Copy every line below word for word.
───── Information provided
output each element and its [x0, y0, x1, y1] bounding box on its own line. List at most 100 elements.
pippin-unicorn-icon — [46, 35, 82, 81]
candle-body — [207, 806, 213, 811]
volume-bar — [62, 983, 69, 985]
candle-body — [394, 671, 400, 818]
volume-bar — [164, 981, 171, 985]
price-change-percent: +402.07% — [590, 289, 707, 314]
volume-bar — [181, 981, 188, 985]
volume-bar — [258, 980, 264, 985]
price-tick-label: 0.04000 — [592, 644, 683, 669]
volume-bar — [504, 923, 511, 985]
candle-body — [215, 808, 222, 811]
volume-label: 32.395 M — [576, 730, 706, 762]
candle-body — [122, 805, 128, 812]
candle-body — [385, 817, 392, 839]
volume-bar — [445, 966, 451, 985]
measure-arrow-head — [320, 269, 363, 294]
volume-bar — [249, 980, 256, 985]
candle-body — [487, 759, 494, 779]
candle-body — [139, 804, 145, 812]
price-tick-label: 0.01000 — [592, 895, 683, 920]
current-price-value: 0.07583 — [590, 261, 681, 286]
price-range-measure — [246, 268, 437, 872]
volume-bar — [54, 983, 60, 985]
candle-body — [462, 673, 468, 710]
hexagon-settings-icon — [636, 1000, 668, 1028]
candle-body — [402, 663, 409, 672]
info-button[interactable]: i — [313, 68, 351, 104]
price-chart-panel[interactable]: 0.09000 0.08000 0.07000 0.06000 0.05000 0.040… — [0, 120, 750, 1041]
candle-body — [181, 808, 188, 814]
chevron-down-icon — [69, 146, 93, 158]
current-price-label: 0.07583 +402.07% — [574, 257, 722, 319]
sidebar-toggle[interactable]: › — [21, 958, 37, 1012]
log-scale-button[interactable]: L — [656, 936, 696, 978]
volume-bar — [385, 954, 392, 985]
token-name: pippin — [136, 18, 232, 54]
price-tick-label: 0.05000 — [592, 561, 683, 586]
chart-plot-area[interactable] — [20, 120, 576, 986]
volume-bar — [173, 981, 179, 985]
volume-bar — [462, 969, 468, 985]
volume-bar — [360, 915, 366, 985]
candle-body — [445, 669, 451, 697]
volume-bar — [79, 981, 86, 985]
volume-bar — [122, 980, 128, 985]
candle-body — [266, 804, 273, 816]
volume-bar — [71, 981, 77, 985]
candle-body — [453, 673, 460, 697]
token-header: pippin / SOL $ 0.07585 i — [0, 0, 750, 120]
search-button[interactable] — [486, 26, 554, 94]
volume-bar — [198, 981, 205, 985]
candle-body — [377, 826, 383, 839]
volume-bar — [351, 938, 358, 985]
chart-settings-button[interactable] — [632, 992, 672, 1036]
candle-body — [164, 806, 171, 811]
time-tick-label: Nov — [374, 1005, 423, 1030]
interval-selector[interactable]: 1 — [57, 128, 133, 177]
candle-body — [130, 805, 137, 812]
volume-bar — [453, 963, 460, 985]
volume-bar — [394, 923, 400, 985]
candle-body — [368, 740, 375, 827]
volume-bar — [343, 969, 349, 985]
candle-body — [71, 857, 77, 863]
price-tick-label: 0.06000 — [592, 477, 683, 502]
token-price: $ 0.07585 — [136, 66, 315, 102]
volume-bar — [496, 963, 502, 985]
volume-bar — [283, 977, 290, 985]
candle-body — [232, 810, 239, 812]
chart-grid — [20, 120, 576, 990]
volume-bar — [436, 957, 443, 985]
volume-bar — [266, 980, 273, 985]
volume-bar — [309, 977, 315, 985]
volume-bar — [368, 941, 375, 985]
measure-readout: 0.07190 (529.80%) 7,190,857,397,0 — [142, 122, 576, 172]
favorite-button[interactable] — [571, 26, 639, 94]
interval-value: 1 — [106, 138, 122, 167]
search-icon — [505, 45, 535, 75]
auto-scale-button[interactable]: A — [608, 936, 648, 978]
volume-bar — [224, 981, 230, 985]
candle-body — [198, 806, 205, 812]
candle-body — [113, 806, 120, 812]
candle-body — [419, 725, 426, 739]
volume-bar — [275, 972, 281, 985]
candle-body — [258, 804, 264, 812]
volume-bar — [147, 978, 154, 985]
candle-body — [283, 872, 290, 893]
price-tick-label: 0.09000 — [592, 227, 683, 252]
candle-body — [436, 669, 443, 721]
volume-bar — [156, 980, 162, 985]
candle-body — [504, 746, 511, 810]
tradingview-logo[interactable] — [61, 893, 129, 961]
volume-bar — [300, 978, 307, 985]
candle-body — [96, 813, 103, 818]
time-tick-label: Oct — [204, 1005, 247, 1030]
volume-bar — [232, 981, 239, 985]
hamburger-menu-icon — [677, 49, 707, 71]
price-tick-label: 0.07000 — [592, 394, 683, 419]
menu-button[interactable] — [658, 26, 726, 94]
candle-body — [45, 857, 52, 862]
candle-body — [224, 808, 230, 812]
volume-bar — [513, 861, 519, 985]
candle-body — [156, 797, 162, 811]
──────────
▸ Output for this task:
output each element and its [x0, y0, x1, y1] bounding box on its own line. List at most 100 elements.
pippin-unicorn-icon — [46, 35, 82, 81]
candle-body — [207, 806, 213, 811]
volume-bar — [62, 983, 69, 985]
candle-body — [394, 671, 400, 818]
volume-bar — [164, 981, 171, 985]
price-change-percent: +402.07% — [590, 289, 707, 314]
volume-bar — [181, 981, 188, 985]
volume-bar — [258, 980, 264, 985]
price-tick-label: 0.04000 — [592, 644, 683, 669]
volume-bar — [504, 923, 511, 985]
candle-body — [215, 808, 222, 811]
volume-label: 32.395 M — [576, 730, 706, 762]
candle-body — [122, 805, 128, 812]
candle-body — [385, 817, 392, 839]
volume-bar — [445, 966, 451, 985]
measure-arrow-head — [320, 269, 363, 294]
volume-bar — [249, 980, 256, 985]
candle-body — [487, 759, 494, 779]
candle-body — [139, 804, 145, 812]
price-tick-label: 0.01000 — [592, 895, 683, 920]
current-price-value: 0.07583 — [590, 261, 681, 286]
price-range-measure — [246, 268, 437, 872]
volume-bar — [54, 983, 60, 985]
candle-body — [462, 673, 468, 710]
hexagon-settings-icon — [636, 1000, 668, 1028]
candle-body — [402, 663, 409, 672]
info-button[interactable]: i — [313, 68, 351, 104]
price-chart-panel[interactable]: 0.09000 0.08000 0.07000 0.06000 0.05000 0.040… — [0, 120, 750, 1041]
candle-body — [181, 808, 188, 814]
chevron-down-icon — [69, 146, 93, 158]
current-price-label: 0.07583 +402.07% — [574, 257, 722, 319]
sidebar-toggle[interactable]: › — [21, 958, 37, 1012]
log-scale-button[interactable]: L — [656, 936, 696, 978]
volume-bar — [385, 954, 392, 985]
token-name: pippin — [136, 18, 232, 54]
price-tick-label: 0.05000 — [592, 561, 683, 586]
chart-plot-area[interactable] — [20, 120, 576, 986]
volume-bar — [173, 981, 179, 985]
volume-bar — [462, 969, 468, 985]
volume-bar — [360, 915, 366, 985]
candle-body — [445, 669, 451, 697]
volume-bar — [79, 981, 86, 985]
volume-bar — [122, 980, 128, 985]
candle-body — [266, 804, 273, 816]
volume-bar — [71, 981, 77, 985]
candle-body — [453, 673, 460, 697]
token-header: pippin / SOL $ 0.07585 i — [0, 0, 750, 120]
search-button[interactable] — [486, 26, 554, 94]
volume-bar — [198, 981, 205, 985]
candle-body — [377, 826, 383, 839]
volume-bar — [351, 938, 358, 985]
chart-settings-button[interactable] — [632, 992, 672, 1036]
candle-body — [164, 806, 171, 811]
time-tick-label: Nov — [374, 1005, 423, 1030]
interval-selector[interactable]: 1 — [57, 128, 133, 177]
candle-body — [130, 805, 137, 812]
volume-bar — [453, 963, 460, 985]
volume-bar — [394, 923, 400, 985]
candle-body — [368, 740, 375, 827]
volume-bar — [343, 969, 349, 985]
candle-body — [71, 857, 77, 863]
price-tick-label: 0.06000 — [592, 477, 683, 502]
token-price: $ 0.07585 — [136, 66, 315, 102]
volume-bar — [496, 963, 502, 985]
volume-bar — [283, 977, 290, 985]
candle-body — [232, 810, 239, 812]
chart-grid — [20, 120, 576, 990]
volume-bar — [436, 957, 443, 985]
volume-bar — [266, 980, 273, 985]
volume-bar — [309, 977, 315, 985]
volume-bar — [368, 941, 375, 985]
measure-readout: 0.07190 (529.80%) 7,190,857,397,0 — [142, 122, 576, 172]
favorite-button[interactable] — [571, 26, 639, 94]
interval-value: 1 — [106, 138, 122, 167]
search-icon — [505, 45, 535, 75]
auto-scale-button[interactable]: A — [608, 936, 648, 978]
volume-bar — [224, 981, 230, 985]
candle-body — [198, 806, 205, 812]
candle-body — [113, 806, 120, 812]
candle-body — [419, 725, 426, 739]
volume-bar — [275, 972, 281, 985]
candle-body — [258, 804, 264, 812]
volume-bar — [147, 978, 154, 985]
candle-body — [283, 872, 290, 893]
price-tick-label: 0.09000 — [592, 227, 683, 252]
candle-body — [436, 669, 443, 721]
volume-bar — [156, 980, 162, 985]
candle-body — [504, 746, 511, 810]
tradingview-logo[interactable] — [61, 893, 129, 961]
volume-bar — [300, 978, 307, 985]
candle-body — [96, 813, 103, 818]
time-tick-label: Oct — [204, 1005, 247, 1030]
volume-bar — [232, 981, 239, 985]
hamburger-menu-icon — [677, 49, 707, 71]
price-tick-label: 0.07000 — [592, 394, 683, 419]
menu-button[interactable] — [658, 26, 726, 94]
candle-body — [45, 857, 52, 862]
candle-body — [224, 808, 230, 812]
volume-bar — [513, 861, 519, 985]
candle-body — [156, 797, 162, 811]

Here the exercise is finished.